▸ **The request**
Rewrite the listing below with every "element" changed to "item" and everything else kept the same. Omit the pictures from your version.
##### Provided entries
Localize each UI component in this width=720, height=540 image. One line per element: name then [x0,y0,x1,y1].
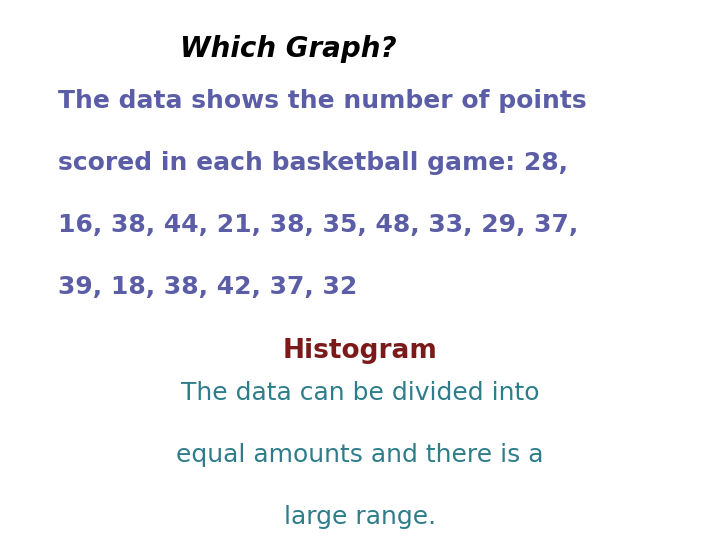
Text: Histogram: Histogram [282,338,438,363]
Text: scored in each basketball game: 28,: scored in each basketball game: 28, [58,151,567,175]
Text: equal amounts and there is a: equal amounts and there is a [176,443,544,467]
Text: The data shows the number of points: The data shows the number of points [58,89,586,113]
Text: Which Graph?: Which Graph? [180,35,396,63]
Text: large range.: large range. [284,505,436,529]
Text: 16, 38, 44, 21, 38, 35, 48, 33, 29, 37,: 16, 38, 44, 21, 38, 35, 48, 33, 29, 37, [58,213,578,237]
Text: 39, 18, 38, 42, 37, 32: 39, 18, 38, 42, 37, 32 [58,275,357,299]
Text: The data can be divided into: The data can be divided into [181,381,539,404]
##########
▸ **Response to this task**
Localize each UI component in this width=720, height=540 image. One line per item: name then [x0,y0,x1,y1].
Text: Histogram: Histogram [282,338,438,363]
Text: scored in each basketball game: 28,: scored in each basketball game: 28, [58,151,567,175]
Text: equal amounts and there is a: equal amounts and there is a [176,443,544,467]
Text: The data shows the number of points: The data shows the number of points [58,89,586,113]
Text: Which Graph?: Which Graph? [180,35,396,63]
Text: large range.: large range. [284,505,436,529]
Text: 16, 38, 44, 21, 38, 35, 48, 33, 29, 37,: 16, 38, 44, 21, 38, 35, 48, 33, 29, 37, [58,213,578,237]
Text: 39, 18, 38, 42, 37, 32: 39, 18, 38, 42, 37, 32 [58,275,357,299]
Text: The data can be divided into: The data can be divided into [181,381,539,404]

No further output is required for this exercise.